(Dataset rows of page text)
========================================
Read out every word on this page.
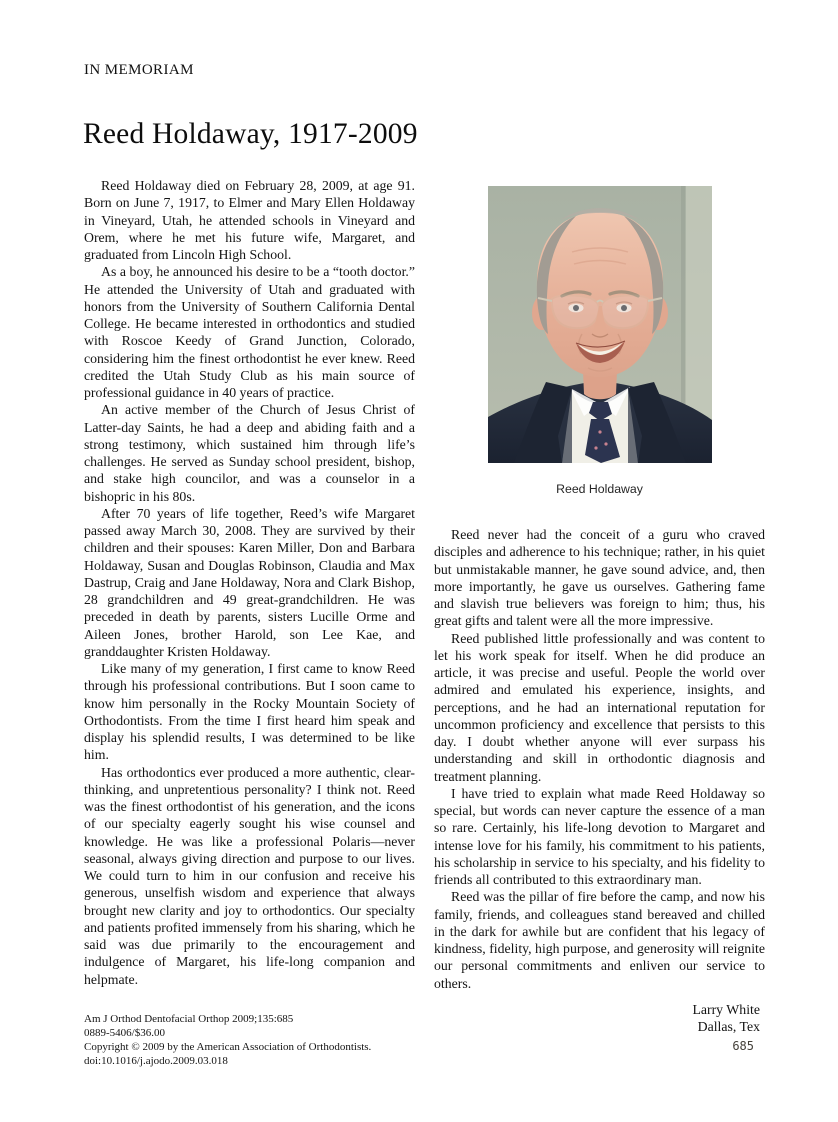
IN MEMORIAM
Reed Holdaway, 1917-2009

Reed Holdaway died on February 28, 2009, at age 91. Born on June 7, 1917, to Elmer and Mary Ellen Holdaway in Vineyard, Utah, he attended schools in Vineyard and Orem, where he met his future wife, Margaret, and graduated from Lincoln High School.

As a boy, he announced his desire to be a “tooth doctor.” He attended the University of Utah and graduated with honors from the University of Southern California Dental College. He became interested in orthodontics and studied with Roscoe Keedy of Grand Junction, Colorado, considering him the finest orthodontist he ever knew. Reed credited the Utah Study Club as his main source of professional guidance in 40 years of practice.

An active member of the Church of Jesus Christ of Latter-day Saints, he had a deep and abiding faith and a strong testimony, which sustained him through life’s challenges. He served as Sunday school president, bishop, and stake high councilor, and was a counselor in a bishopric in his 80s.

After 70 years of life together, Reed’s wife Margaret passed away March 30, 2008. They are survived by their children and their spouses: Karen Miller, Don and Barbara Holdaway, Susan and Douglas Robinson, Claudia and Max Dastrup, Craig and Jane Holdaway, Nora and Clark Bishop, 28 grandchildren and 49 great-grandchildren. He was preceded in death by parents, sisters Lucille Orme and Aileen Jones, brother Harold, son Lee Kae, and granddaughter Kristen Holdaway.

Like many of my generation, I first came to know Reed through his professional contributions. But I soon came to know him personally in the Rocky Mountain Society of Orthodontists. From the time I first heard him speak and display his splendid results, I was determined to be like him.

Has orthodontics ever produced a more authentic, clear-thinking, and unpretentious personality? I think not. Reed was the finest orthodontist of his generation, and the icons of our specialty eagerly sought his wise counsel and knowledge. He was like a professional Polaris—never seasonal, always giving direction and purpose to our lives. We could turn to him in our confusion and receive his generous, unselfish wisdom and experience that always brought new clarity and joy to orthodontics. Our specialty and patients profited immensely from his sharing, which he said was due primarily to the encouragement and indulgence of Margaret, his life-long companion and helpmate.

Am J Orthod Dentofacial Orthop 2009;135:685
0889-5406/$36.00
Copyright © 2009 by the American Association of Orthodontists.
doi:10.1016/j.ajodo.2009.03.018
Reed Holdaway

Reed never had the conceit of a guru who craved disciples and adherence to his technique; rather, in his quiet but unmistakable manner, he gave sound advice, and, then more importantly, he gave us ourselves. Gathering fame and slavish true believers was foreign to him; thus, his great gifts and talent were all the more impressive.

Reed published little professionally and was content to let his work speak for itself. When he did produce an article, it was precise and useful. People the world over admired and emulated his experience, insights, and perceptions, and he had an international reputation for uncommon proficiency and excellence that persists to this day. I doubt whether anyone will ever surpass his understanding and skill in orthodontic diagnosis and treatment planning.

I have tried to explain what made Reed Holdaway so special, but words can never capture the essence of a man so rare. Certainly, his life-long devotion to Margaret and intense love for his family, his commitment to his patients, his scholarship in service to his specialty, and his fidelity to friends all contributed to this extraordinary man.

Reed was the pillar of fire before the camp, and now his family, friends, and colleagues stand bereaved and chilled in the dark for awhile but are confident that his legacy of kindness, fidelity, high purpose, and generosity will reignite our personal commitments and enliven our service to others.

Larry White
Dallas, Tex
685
========================================
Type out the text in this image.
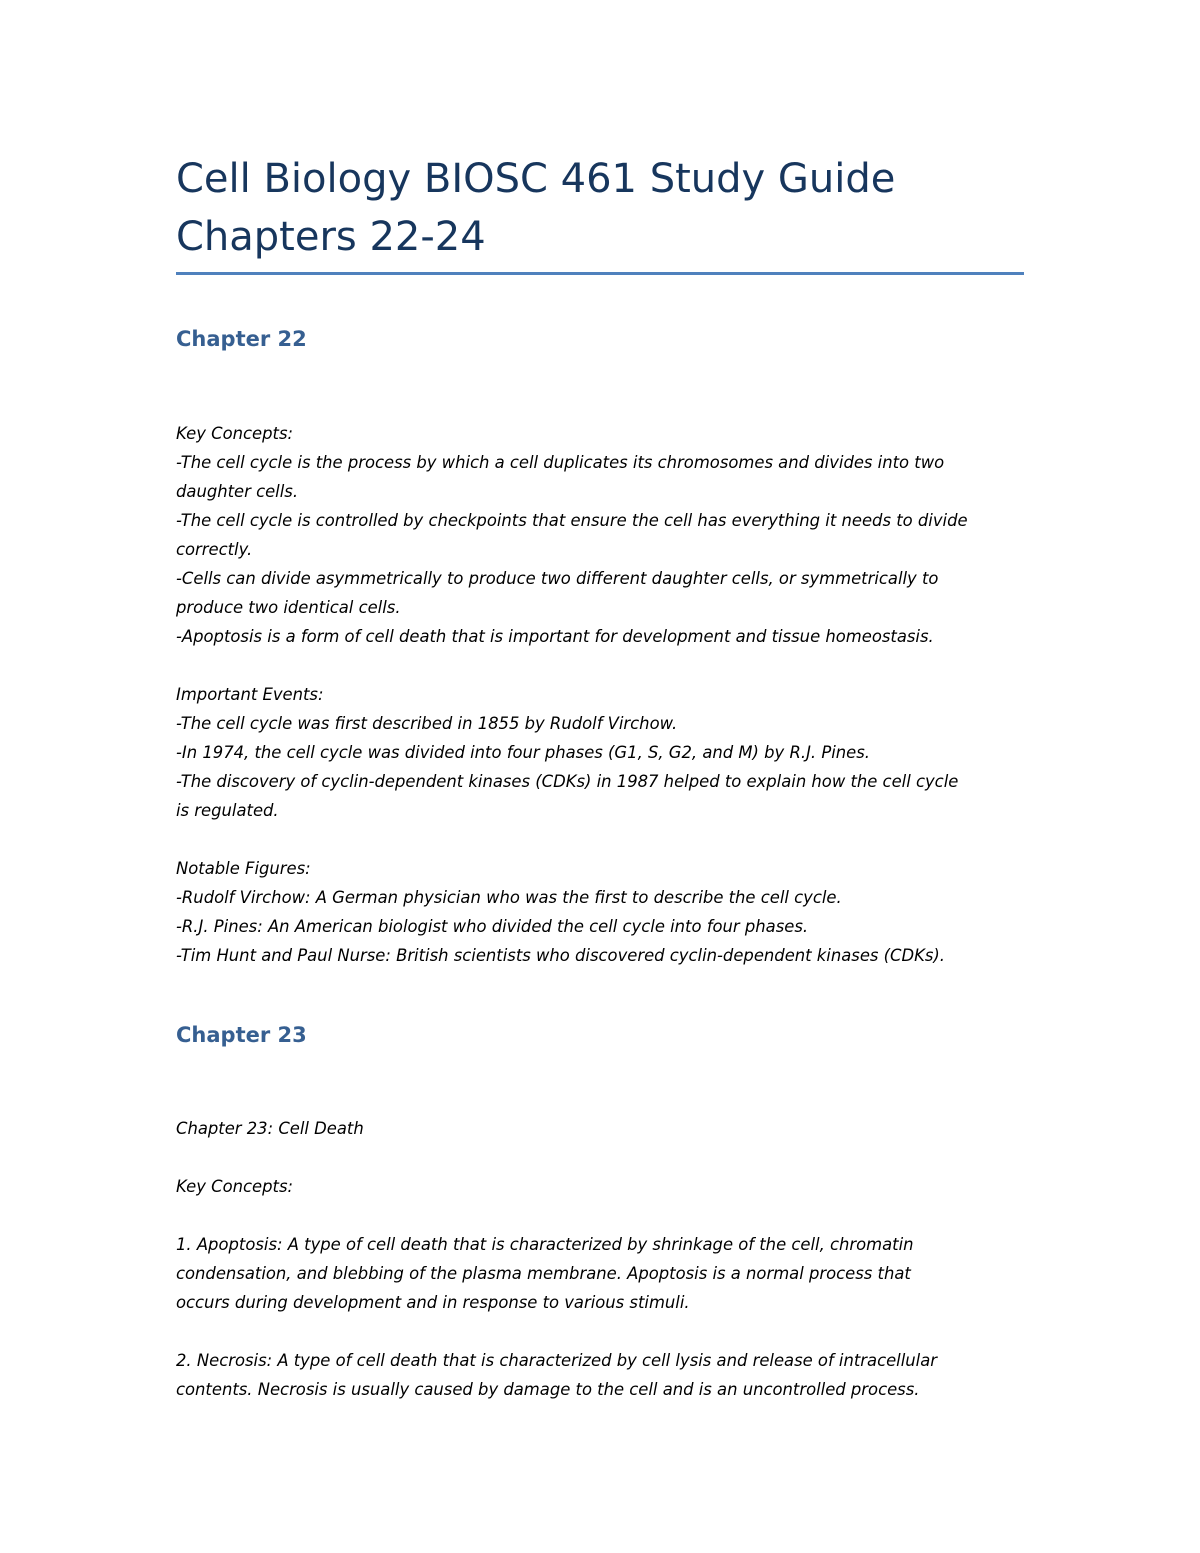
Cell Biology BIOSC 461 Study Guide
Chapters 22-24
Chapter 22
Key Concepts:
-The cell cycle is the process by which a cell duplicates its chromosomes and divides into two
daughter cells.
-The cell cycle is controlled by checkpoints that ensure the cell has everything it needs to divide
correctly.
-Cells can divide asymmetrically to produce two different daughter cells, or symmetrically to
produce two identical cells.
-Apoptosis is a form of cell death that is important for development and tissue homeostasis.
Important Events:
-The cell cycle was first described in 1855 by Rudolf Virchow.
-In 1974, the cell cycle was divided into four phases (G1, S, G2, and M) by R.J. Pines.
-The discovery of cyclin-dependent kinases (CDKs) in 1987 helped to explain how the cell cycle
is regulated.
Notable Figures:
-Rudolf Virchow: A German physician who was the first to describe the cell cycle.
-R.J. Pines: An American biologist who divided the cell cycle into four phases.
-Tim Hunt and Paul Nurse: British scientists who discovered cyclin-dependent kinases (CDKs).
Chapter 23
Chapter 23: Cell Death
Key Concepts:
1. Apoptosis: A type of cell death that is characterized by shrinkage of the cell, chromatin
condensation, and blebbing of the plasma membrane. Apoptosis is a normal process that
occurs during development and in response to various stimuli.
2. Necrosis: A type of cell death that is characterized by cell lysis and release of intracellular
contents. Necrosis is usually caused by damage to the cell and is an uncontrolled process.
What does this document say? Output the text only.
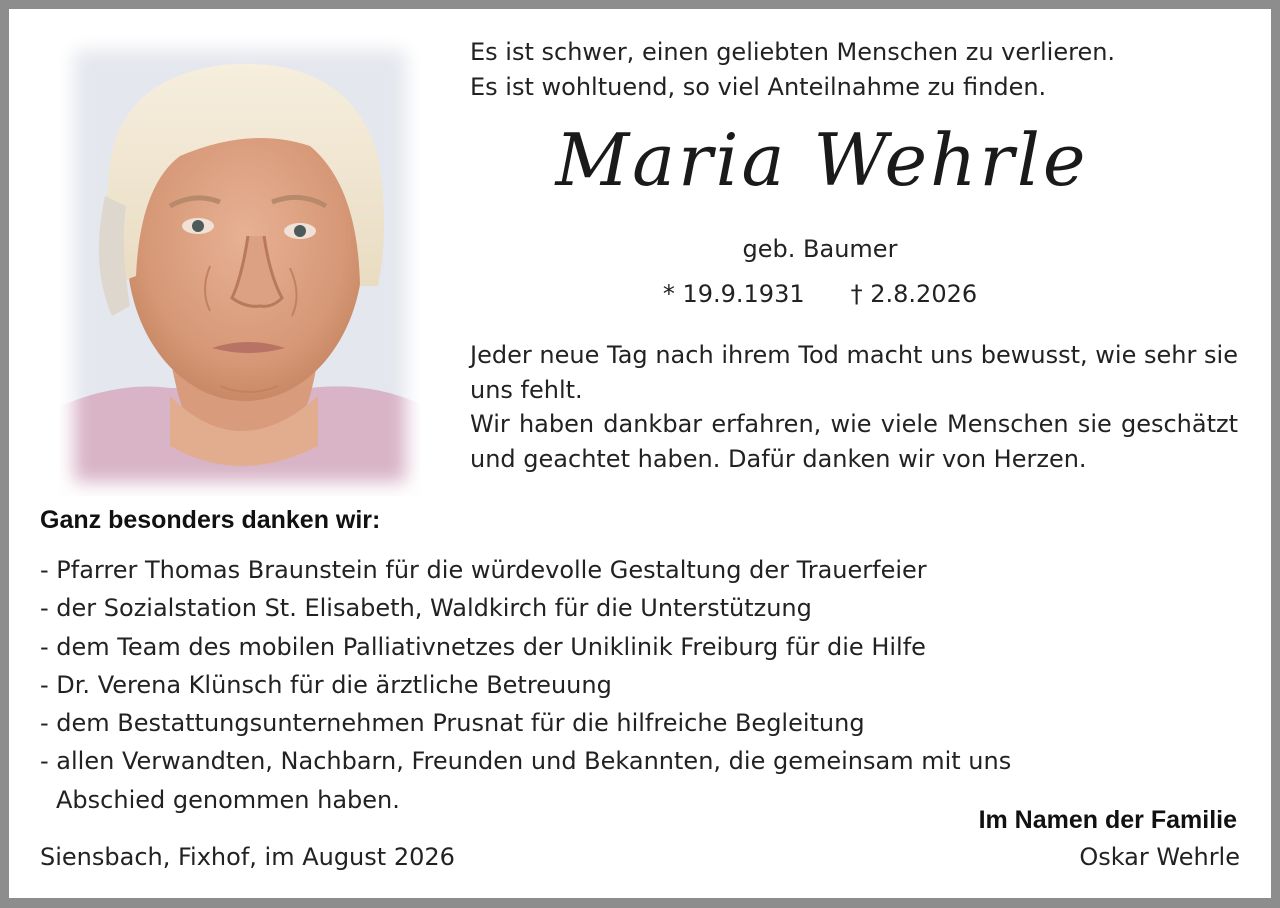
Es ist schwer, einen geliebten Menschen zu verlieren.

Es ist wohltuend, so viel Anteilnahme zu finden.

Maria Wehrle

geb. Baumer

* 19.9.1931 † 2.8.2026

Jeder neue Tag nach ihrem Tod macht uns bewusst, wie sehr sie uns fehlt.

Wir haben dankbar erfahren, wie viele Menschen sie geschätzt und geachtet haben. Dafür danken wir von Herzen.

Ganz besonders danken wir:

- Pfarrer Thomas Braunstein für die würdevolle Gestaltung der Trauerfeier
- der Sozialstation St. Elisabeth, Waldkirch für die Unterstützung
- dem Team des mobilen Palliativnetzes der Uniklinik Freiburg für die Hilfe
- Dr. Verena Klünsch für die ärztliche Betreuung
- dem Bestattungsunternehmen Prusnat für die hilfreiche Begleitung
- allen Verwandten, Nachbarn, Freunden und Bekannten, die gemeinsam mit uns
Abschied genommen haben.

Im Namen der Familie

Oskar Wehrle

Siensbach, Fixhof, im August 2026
========================================
• [DESCRIPTION OF THE TASK]:
Which of the lines above include the word "will"? List those lines.

• [EXERCISE SOLUTION]:
Reed published little professionally and was content to let his work speak for itself. When he did produce an article, it was precise and useful. People the world over admired and emulated his experience, insights, and perceptions, and he had an international reputation for uncommon proficiency and excellence that persists to this day. I doubt whether anyone will ever surpass his understanding and skill in orthodontic diagnosis and treatment planning.
Reed was the pillar of fire before the camp, and now his family, friends, and colleagues stand bereaved and chilled in the dark for awhile but are confident that his legacy of kindness, fidelity, high purpose, and generosity will reignite our personal commitments and enliven our service to others.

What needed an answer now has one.